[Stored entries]
------------------------

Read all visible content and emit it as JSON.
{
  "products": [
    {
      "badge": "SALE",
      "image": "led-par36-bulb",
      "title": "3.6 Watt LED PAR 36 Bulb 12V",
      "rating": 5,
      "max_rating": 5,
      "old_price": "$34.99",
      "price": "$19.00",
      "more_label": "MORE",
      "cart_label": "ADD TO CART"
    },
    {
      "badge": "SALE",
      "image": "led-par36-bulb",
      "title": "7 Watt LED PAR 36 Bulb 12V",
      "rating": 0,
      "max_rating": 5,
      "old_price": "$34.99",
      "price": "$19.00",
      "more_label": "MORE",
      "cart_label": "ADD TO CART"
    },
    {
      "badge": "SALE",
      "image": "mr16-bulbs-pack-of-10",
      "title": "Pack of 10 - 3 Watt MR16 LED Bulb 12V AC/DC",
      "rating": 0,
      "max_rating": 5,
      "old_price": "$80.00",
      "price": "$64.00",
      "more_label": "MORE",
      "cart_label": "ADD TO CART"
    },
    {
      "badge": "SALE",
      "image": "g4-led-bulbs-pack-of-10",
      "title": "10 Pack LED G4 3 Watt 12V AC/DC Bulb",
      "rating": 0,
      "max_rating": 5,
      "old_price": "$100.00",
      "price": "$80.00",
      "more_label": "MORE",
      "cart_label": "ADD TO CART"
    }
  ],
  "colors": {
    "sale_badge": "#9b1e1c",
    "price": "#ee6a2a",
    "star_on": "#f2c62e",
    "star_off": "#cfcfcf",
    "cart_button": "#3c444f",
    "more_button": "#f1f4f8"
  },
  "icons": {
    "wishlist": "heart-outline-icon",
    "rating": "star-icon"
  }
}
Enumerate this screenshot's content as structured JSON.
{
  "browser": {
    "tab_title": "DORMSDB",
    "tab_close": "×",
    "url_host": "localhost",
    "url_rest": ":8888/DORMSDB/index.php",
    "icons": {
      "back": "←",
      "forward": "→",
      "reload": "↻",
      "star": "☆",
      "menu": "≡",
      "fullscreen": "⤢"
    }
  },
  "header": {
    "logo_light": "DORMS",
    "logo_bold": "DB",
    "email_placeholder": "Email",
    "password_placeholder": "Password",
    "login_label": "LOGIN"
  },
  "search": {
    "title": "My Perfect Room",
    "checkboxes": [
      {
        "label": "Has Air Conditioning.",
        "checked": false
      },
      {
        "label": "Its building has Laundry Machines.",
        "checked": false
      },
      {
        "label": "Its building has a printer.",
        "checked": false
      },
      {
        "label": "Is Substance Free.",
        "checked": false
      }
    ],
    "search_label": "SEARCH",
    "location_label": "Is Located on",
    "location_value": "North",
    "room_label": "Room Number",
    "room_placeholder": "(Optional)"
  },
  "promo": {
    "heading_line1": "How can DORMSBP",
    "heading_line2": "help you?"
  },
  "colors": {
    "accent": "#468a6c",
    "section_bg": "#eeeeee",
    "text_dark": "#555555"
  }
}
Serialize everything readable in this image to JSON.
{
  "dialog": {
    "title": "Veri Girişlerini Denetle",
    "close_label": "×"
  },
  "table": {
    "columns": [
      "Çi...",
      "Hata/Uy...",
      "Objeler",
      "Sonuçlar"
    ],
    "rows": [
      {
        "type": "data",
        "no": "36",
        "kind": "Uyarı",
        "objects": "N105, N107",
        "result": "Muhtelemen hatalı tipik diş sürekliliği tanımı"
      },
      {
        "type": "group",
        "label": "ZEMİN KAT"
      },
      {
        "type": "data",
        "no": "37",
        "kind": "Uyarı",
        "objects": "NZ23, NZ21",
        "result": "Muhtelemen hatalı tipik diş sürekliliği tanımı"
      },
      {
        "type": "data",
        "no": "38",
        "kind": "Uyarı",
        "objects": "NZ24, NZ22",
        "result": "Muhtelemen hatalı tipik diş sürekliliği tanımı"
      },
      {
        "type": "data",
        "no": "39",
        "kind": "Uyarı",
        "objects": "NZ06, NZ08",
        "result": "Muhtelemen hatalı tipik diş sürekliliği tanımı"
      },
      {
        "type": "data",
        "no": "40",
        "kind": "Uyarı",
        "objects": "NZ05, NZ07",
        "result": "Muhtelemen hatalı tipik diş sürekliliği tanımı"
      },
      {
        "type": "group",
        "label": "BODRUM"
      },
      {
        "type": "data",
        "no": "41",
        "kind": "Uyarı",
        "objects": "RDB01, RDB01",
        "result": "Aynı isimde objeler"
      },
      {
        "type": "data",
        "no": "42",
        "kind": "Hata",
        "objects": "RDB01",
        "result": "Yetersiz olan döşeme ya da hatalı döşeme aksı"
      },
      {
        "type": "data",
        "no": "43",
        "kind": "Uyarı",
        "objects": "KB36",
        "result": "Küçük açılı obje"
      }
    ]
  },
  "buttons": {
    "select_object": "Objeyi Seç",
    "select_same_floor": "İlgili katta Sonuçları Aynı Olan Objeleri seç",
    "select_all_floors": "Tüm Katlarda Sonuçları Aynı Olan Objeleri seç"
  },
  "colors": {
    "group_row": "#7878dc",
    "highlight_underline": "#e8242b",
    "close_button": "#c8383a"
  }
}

------------------------

- [Given request]
Pull every line containing the word "Watt" out of the material.

- [Output for this task]
      "title": "3.6 Watt LED PAR 36 Bulb 12V",
      "title": "7 Watt LED PAR 36 Bulb 12V",
      "title": "Pack of 10 - 3 Watt MR16 LED Bulb 12V AC/DC",
      "title": "10 Pack LED G4 3 Watt 12V AC/DC Bulb",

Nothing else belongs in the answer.